The Inspiration Behind the Viral Ad for #WorldsToughestJob
The viral ad that has made mothers everywhere cry and children everywhere remember they need to buy their mom a Mother's Day card had an unlikely start.
The advertising agency writer who came up with the idea to present being a mom as a thankless job that few people would apply for came from a woman who is not a mother herself.
"Our writer went home over the Christmas break and spent time with her brother and sister-in-law and saw her that her sister-in-law never stopped going 24/7 with her kids," said Jon Ruby, vice president and creative director at Mullen advertising agency. "She realized being a mom is really a job and probably the world's toughest job."
The result of the writer's Christmas break with her family is a four-minute YouTube video that has garnered nearly 1.5 million views since it was posted Monday.
The video shows a handful of people being interviewed for a "Director of Operations" position that includes demands like standing up almost all the time, constantly exerting yourself and working from 135 to unlimited hours per week with no vacations, no time to sleep and no salary.
"Is that even legal?" one applicant asks during the interview.
The job, it is revealed at the end of the video, is for the position of mother. Mullen Advertising created the ad for its client, card-maker American Greetings.
"Our assignment was to get people to do something for moms this Mother's Day," said Ruby, who works in the agency's Boston office. "The idea became to treat the idea of being a mom as a real job and place it out there with all of these requirements and see what happens."
Mullen placed ads for the "Operations Director" position in 14 newspapers, 29 Craigslist markets and on Google ad words, reaching an estimated 2.7 million people.

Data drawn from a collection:
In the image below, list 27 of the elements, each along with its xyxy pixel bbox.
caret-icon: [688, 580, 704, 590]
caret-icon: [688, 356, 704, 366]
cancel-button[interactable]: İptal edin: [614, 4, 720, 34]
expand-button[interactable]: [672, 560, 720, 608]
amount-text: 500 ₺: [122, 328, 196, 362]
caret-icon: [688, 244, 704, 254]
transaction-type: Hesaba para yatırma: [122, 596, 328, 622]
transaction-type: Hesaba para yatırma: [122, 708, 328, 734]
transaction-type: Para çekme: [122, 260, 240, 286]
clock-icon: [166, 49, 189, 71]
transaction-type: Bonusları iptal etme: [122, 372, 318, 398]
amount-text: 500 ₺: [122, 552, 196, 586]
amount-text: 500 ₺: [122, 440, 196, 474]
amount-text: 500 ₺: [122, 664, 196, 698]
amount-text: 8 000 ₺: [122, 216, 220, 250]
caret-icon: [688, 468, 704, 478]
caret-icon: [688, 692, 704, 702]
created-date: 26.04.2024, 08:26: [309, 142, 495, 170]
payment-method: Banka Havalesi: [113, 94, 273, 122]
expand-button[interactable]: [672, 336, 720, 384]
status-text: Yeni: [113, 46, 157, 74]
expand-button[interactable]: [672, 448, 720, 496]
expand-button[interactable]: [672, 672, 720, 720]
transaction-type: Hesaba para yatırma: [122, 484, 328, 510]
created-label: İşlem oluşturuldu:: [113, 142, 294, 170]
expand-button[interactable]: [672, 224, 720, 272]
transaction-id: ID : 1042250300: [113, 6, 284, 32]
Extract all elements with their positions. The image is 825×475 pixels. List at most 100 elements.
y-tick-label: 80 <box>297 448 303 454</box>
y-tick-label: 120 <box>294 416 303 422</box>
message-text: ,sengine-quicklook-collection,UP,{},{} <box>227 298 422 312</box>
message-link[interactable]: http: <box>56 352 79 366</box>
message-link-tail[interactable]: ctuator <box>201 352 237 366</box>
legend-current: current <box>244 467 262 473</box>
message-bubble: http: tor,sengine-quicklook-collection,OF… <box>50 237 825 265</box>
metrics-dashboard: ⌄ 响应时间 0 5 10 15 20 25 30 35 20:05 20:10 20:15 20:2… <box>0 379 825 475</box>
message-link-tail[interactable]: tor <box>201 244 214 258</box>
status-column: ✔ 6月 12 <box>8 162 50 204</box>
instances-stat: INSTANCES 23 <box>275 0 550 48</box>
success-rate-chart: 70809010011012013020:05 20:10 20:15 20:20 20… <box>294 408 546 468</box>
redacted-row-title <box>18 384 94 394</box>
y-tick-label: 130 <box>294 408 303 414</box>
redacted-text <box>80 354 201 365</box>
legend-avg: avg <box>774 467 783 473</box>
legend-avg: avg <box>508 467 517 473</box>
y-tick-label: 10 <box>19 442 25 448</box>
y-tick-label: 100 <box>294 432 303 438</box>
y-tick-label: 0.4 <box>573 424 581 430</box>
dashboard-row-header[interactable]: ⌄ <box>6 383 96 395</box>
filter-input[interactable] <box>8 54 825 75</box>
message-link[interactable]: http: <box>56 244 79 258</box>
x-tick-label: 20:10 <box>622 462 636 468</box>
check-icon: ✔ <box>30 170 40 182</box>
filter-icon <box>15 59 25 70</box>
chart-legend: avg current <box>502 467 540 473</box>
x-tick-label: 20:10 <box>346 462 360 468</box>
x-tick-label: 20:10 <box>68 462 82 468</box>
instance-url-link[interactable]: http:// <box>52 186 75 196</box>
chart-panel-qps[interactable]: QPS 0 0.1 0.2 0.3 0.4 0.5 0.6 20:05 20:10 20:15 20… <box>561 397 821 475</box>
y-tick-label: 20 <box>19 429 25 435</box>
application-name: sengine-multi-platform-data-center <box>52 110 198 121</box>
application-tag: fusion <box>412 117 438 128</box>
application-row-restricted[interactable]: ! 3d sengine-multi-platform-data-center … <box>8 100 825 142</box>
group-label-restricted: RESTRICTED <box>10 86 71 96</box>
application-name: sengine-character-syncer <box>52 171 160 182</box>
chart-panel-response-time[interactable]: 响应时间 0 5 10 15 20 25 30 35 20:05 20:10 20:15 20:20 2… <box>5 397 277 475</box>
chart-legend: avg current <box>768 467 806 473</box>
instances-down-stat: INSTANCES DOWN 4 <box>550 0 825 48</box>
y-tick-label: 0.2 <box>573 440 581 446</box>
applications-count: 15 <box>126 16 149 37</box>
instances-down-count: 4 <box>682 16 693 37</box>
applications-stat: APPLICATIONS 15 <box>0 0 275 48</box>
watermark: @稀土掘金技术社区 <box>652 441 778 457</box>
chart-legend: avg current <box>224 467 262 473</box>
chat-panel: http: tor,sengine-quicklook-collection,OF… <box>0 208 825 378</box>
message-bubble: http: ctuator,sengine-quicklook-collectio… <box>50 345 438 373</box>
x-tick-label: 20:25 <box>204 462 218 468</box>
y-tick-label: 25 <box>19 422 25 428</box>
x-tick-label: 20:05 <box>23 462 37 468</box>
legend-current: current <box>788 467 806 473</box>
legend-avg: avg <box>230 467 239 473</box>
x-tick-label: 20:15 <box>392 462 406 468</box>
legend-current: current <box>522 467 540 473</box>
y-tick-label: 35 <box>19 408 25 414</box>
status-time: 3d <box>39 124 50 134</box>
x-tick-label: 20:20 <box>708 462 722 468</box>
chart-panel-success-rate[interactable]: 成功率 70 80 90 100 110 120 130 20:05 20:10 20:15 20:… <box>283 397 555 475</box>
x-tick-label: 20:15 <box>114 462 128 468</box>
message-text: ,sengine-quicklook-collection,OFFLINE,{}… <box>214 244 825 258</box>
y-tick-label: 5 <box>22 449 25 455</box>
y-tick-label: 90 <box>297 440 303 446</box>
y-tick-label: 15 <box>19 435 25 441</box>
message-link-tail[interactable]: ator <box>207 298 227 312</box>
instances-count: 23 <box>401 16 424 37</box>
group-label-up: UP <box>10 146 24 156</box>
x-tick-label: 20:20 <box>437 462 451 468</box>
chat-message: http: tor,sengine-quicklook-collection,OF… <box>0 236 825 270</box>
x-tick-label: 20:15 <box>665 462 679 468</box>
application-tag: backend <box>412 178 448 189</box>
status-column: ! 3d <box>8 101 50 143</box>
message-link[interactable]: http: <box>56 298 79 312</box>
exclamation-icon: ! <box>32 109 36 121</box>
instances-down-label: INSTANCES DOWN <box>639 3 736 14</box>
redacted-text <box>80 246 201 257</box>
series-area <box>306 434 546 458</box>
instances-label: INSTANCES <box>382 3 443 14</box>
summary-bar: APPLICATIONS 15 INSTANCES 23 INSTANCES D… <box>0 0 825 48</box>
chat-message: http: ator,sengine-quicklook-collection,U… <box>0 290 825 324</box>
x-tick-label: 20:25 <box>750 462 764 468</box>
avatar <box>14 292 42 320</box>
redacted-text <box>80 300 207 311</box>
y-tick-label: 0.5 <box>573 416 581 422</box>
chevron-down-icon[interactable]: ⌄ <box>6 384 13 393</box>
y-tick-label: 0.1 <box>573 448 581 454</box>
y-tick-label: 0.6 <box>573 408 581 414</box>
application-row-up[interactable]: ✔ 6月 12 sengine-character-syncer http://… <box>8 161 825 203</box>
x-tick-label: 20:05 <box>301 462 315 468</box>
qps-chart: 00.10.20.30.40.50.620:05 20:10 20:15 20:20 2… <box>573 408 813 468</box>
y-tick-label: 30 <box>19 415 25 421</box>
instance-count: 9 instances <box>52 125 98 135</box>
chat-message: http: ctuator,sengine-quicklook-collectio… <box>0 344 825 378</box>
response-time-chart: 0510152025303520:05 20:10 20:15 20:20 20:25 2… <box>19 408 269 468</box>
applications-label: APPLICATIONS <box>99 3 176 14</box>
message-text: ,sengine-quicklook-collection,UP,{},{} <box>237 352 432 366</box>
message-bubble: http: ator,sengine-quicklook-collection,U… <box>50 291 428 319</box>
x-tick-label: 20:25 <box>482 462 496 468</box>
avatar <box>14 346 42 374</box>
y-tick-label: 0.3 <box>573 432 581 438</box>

Problem requirements | Output the article on the #WorldsToughestJob ad word for word, from "The result of" down to "and no salary.". The entries are not needed for this exercise.

Exercise response |
The result of the writer's Christmas break with her family is a four-minute YouTube video that has garnered nearly 1.5 million views since it was posted Monday.
The video shows a handful of people being interviewed for a "Director of Operations" position that includes demands like standing up almost all the time, constantly exerting yourself and working from 135 to unlimited hours per week with no vacations, no time to sleep and no salary.